### [What is expected]
Using the material below, work out how many lines contain the word "name". Reply with the number and nothing more.

[Data entries]

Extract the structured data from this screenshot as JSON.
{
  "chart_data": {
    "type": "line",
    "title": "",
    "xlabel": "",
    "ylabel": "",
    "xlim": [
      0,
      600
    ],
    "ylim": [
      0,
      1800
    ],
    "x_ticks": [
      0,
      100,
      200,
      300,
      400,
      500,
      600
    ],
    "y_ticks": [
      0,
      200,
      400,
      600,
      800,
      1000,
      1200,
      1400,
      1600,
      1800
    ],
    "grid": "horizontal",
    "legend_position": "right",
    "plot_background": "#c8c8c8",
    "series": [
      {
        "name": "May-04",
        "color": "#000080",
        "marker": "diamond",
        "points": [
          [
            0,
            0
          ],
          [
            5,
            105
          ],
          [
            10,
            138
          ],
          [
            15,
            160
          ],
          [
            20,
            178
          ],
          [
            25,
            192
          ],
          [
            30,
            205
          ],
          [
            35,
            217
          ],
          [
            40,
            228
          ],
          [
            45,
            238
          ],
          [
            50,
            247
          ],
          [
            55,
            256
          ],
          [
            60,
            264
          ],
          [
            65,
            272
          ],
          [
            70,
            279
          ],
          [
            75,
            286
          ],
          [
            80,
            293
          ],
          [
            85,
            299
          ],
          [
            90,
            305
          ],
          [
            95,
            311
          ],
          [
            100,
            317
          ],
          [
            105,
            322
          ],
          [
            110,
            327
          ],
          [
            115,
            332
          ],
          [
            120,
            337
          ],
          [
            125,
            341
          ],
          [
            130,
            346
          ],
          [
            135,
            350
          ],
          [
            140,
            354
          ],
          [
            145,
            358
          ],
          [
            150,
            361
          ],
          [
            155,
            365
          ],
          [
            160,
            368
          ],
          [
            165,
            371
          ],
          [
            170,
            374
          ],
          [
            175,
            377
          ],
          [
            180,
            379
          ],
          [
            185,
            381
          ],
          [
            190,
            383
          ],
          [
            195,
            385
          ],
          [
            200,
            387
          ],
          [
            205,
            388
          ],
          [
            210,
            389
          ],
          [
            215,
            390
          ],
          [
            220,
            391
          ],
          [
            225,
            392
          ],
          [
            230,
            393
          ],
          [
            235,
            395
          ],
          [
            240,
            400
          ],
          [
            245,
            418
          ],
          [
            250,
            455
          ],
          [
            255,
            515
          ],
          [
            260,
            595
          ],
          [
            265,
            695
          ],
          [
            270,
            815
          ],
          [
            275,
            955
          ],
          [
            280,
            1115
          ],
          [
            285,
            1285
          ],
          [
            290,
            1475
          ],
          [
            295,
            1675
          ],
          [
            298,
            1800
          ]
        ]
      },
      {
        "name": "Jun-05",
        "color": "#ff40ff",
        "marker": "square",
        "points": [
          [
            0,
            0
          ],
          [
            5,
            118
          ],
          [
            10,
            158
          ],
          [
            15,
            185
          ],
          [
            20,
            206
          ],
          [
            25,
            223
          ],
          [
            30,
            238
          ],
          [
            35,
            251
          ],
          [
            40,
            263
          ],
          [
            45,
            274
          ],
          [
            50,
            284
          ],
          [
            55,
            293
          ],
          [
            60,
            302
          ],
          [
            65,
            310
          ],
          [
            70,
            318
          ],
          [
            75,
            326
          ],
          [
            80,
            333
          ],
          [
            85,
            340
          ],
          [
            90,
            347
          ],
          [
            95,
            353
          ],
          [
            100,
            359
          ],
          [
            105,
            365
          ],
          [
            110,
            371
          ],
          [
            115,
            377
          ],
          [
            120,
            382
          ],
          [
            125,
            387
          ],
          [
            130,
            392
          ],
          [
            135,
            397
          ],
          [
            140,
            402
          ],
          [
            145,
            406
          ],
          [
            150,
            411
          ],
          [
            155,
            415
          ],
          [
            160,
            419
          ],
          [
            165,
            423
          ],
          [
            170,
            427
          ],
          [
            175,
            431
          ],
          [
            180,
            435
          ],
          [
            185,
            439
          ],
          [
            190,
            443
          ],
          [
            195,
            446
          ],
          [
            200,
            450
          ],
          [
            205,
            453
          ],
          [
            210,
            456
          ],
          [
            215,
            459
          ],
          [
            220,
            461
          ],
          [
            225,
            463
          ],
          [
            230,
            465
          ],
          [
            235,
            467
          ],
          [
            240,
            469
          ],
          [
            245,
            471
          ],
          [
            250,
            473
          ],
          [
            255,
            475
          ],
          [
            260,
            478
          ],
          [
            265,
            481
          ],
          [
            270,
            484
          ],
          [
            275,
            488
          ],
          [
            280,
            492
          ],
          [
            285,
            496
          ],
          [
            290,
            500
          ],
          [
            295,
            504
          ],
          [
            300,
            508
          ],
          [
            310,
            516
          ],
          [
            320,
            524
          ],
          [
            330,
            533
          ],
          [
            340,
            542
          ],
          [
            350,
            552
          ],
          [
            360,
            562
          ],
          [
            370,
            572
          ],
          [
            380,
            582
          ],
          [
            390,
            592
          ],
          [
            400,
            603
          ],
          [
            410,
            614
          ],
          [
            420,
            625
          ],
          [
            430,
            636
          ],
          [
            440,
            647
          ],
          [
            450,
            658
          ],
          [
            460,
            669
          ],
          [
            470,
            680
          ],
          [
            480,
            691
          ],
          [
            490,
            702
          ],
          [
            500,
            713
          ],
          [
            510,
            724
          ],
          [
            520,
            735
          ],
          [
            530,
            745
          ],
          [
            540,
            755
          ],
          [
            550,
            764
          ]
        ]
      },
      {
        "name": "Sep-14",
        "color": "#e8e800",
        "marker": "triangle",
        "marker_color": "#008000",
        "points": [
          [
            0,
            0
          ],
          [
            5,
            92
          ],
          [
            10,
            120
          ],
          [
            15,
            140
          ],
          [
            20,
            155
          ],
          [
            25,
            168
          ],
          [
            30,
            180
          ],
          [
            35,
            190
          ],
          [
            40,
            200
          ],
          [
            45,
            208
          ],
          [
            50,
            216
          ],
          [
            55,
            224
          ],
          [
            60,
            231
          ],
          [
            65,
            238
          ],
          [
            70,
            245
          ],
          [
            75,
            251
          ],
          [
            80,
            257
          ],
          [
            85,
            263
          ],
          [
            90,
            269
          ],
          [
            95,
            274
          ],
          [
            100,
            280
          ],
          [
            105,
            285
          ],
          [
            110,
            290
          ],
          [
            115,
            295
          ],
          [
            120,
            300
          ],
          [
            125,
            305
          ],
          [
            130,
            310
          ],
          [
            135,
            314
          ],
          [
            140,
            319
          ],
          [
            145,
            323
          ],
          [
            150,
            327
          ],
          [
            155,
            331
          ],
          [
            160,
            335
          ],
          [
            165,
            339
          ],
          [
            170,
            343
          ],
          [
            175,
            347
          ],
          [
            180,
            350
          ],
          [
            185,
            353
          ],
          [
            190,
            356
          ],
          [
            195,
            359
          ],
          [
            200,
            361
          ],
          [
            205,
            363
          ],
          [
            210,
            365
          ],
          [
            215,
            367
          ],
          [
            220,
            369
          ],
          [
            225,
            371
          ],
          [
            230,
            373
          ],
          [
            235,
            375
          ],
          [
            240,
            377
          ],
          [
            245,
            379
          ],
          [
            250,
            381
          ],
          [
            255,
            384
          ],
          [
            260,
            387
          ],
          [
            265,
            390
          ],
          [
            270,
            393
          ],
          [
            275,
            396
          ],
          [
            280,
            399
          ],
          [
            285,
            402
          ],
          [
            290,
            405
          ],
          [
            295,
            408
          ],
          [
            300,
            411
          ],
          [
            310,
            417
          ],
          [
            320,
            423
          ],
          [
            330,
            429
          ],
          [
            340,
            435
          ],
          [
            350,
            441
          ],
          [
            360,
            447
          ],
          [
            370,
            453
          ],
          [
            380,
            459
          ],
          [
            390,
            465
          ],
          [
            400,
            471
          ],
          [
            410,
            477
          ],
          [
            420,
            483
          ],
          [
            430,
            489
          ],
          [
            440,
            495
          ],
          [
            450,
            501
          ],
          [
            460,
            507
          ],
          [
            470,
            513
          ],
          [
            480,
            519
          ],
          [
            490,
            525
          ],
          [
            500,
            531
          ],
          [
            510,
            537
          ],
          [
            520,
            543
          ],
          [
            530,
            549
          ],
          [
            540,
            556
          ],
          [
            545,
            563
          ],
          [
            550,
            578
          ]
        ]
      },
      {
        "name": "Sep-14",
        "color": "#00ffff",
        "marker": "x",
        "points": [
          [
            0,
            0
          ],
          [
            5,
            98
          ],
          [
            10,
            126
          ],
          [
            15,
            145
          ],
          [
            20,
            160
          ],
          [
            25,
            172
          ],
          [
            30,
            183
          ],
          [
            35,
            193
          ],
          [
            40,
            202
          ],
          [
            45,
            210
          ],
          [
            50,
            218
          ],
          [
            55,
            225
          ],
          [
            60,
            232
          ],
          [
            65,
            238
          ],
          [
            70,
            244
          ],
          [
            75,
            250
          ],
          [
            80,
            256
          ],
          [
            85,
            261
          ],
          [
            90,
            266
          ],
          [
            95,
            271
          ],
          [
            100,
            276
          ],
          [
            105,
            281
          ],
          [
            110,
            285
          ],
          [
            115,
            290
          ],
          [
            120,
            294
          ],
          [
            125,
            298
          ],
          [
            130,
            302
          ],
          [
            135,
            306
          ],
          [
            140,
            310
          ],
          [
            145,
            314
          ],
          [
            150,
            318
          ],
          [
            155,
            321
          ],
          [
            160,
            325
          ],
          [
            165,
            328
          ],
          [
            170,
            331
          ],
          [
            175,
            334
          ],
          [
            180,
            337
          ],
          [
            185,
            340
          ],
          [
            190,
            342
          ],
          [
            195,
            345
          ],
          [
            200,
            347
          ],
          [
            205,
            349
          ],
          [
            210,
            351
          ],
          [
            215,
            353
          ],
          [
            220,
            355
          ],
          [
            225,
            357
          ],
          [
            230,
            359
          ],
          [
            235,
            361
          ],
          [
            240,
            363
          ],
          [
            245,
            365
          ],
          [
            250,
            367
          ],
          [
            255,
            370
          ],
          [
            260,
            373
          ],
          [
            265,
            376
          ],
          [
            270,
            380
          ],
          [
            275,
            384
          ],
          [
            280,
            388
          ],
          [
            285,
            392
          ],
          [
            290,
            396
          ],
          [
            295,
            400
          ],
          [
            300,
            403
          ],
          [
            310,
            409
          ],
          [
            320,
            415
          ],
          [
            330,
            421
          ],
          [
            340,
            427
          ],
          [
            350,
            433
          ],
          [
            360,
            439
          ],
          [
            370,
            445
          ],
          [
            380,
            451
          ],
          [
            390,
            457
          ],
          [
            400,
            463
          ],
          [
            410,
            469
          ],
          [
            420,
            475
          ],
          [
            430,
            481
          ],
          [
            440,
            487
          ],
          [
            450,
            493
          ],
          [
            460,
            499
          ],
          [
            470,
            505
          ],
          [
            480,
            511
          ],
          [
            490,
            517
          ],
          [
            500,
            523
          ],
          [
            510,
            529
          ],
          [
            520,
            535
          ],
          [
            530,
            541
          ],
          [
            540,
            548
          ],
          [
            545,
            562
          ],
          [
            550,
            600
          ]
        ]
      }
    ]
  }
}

### [Answer to the problem]
4